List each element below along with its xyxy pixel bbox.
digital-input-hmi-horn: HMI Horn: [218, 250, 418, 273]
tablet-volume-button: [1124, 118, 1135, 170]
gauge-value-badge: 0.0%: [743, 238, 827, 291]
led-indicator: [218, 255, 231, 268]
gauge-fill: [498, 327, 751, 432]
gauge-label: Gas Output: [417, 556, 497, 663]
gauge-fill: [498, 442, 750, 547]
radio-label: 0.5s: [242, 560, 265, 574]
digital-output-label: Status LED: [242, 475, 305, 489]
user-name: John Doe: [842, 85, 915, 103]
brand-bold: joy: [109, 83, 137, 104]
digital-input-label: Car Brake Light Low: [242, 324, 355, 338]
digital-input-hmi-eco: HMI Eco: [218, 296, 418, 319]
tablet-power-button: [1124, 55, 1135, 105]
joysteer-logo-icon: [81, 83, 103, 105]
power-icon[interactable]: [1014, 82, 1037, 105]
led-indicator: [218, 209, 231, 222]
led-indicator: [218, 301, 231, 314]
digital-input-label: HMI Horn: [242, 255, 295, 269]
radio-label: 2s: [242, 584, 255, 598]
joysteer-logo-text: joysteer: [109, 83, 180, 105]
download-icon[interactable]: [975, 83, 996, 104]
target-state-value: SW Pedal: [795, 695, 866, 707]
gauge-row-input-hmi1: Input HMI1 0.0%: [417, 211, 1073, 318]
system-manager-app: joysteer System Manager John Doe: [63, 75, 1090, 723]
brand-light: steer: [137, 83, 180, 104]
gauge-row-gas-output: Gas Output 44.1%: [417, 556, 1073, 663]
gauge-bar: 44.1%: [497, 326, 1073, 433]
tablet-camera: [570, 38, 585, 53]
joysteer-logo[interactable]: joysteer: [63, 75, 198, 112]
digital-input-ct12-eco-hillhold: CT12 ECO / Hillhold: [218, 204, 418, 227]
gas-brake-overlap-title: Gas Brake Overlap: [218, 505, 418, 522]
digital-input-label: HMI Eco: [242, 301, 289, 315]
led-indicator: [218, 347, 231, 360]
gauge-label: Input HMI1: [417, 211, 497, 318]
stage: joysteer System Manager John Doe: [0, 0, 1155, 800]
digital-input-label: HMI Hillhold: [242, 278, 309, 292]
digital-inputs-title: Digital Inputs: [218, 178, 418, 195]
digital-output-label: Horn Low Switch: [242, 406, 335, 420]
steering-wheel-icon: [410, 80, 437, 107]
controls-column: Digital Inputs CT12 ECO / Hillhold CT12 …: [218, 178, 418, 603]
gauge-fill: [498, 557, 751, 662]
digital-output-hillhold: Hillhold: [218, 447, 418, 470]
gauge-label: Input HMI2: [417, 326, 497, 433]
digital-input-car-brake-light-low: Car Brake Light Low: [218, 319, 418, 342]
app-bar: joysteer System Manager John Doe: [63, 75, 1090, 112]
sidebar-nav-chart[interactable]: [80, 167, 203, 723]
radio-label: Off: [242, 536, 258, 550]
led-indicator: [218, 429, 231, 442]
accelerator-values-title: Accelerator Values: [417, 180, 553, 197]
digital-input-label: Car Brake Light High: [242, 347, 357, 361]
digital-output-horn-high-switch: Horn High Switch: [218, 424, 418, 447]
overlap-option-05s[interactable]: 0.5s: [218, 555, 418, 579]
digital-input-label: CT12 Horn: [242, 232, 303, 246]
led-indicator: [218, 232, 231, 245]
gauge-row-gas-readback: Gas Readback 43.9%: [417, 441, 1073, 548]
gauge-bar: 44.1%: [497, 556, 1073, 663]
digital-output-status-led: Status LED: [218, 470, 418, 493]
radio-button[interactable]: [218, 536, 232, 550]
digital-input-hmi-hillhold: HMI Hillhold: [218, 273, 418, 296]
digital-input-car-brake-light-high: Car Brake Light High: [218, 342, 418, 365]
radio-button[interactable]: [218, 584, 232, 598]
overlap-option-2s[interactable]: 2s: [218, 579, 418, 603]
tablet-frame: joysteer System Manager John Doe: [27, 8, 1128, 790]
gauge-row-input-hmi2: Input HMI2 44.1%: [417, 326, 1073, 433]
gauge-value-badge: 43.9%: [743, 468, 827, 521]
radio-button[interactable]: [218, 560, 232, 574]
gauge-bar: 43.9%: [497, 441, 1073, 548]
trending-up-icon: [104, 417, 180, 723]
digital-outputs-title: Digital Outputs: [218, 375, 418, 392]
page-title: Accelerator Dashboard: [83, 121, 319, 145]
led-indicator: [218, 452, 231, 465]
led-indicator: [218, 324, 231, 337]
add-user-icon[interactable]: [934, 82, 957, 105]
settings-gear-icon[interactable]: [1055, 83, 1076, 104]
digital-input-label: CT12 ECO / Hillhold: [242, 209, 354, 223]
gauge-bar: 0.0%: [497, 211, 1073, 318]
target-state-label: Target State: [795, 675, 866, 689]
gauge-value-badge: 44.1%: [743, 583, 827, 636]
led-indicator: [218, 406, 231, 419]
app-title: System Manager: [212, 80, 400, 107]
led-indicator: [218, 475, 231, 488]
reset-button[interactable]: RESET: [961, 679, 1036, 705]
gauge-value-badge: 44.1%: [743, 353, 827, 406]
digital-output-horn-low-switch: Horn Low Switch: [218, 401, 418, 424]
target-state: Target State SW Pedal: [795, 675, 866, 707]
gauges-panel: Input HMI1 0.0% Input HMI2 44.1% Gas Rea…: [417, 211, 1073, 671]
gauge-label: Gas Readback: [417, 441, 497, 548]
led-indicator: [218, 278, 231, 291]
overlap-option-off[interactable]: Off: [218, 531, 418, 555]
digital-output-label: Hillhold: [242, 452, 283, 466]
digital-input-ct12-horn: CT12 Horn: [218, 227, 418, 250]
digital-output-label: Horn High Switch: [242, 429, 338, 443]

□ □ □ □ □

> [WHAT THE EXERCISE ASKS]:
Copy every line of the entries above word for word, in the same order.

> [EXERCISE SOLUTION]:
List each element below along with its xyxy pixel bbox.
digital-input-hmi-horn: HMI Horn: [218, 250, 418, 273]
tablet-volume-button: [1124, 118, 1135, 170]
gauge-value-badge: 0.0%: [743, 238, 827, 291]
led-indicator: [218, 255, 231, 268]
gauge-fill: [498, 327, 751, 432]
gauge-label: Gas Output: [417, 556, 497, 663]
gauge-fill: [498, 442, 750, 547]
radio-label: 0.5s: [242, 560, 265, 574]
digital-output-label: Status LED: [242, 475, 305, 489]
user-name: John Doe: [842, 85, 915, 103]
brand-bold: joy: [109, 83, 137, 104]
digital-input-label: Car Brake Light Low: [242, 324, 355, 338]
digital-input-hmi-eco: HMI Eco: [218, 296, 418, 319]
tablet-power-button: [1124, 55, 1135, 105]
joysteer-logo-icon: [81, 83, 103, 105]
power-icon[interactable]: [1014, 82, 1037, 105]
led-indicator: [218, 209, 231, 222]
led-indicator: [218, 301, 231, 314]
digital-input-label: HMI Horn: [242, 255, 295, 269]
radio-label: 2s: [242, 584, 255, 598]
joysteer-logo-text: joysteer: [109, 83, 180, 105]
download-icon[interactable]: [975, 83, 996, 104]
target-state-value: SW Pedal: [795, 695, 866, 707]
gauge-row-input-hmi1: Input HMI1 0.0%: [417, 211, 1073, 318]
system-manager-app: joysteer System Manager John Doe: [63, 75, 1090, 723]
brand-light: steer: [137, 83, 180, 104]
gauge-row-gas-output: Gas Output 44.1%: [417, 556, 1073, 663]
gauge-bar: 44.1%: [497, 326, 1073, 433]
tablet-camera: [570, 38, 585, 53]
joysteer-logo[interactable]: joysteer: [63, 75, 198, 112]
digital-input-ct12-eco-hillhold: CT12 ECO / Hillhold: [218, 204, 418, 227]
gas-brake-overlap-title: Gas Brake Overlap: [218, 505, 418, 522]
digital-input-label: HMI Eco: [242, 301, 289, 315]
led-indicator: [218, 347, 231, 360]
gauge-label: Input HMI1: [417, 211, 497, 318]
stage: joysteer System Manager John Doe: [0, 0, 1155, 800]
digital-input-label: HMI Hillhold: [242, 278, 309, 292]
digital-inputs-title: Digital Inputs: [218, 178, 418, 195]
digital-output-label: Horn Low Switch: [242, 406, 335, 420]
steering-wheel-icon: [410, 80, 437, 107]
controls-column: Digital Inputs CT12 ECO / Hillhold CT12 …: [218, 178, 418, 603]
gauge-fill: [498, 557, 751, 662]
digital-output-hillhold: Hillhold: [218, 447, 418, 470]
gauge-label: Input HMI2: [417, 326, 497, 433]
digital-input-car-brake-light-low: Car Brake Light Low: [218, 319, 418, 342]
app-bar: joysteer System Manager John Doe: [63, 75, 1090, 112]
sidebar-nav-chart[interactable]: [80, 167, 203, 723]
radio-label: Off: [242, 536, 258, 550]
led-indicator: [218, 429, 231, 442]
accelerator-values-title: Accelerator Values: [417, 180, 553, 197]
digital-input-label: Car Brake Light High: [242, 347, 357, 361]
digital-output-horn-high-switch: Horn High Switch: [218, 424, 418, 447]
overlap-option-05s[interactable]: 0.5s: [218, 555, 418, 579]
digital-input-label: CT12 Horn: [242, 232, 303, 246]
led-indicator: [218, 232, 231, 245]
gauge-row-gas-readback: Gas Readback 43.9%: [417, 441, 1073, 548]
gauge-bar: 44.1%: [497, 556, 1073, 663]
digital-output-status-led: Status LED: [218, 470, 418, 493]
radio-button[interactable]: [218, 536, 232, 550]
digital-input-hmi-hillhold: HMI Hillhold: [218, 273, 418, 296]
digital-input-car-brake-light-high: Car Brake Light High: [218, 342, 418, 365]
radio-button[interactable]: [218, 584, 232, 598]
overlap-option-2s[interactable]: 2s: [218, 579, 418, 603]
tablet-frame: joysteer System Manager John Doe: [27, 8, 1128, 790]
gauge-row-input-hmi2: Input HMI2 44.1%: [417, 326, 1073, 433]
gauge-value-badge: 43.9%: [743, 468, 827, 521]
radio-button[interactable]: [218, 560, 232, 574]
gauge-bar: 43.9%: [497, 441, 1073, 548]
trending-up-icon: [104, 417, 180, 723]
digital-outputs-title: Digital Outputs: [218, 375, 418, 392]
page-title: Accelerator Dashboard: [83, 121, 319, 145]
led-indicator: [218, 452, 231, 465]
led-indicator: [218, 324, 231, 337]
add-user-icon[interactable]: [934, 82, 957, 105]
settings-gear-icon[interactable]: [1055, 83, 1076, 104]
digital-input-label: CT12 ECO / Hillhold: [242, 209, 354, 223]
gauge-bar: 0.0%: [497, 211, 1073, 318]
target-state-label: Target State: [795, 675, 866, 689]
gauge-value-badge: 44.1%: [743, 583, 827, 636]
led-indicator: [218, 406, 231, 419]
app-title: System Manager: [212, 80, 400, 107]
led-indicator: [218, 475, 231, 488]
reset-button[interactable]: RESET: [961, 679, 1036, 705]
gauge-value-badge: 44.1%: [743, 353, 827, 406]
digital-output-horn-low-switch: Horn Low Switch: [218, 401, 418, 424]
target-state: Target State SW Pedal: [795, 675, 866, 707]
gauges-panel: Input HMI1 0.0% Input HMI2 44.1% Gas Rea…: [417, 211, 1073, 671]
gauge-label: Gas Readback: [417, 441, 497, 548]
led-indicator: [218, 278, 231, 291]
overlap-option-off[interactable]: Off: [218, 531, 418, 555]
digital-output-label: Hillhold: [242, 452, 283, 466]
digital-input-ct12-horn: CT12 Horn: [218, 227, 418, 250]
digital-output-label: Horn High Switch: [242, 429, 338, 443]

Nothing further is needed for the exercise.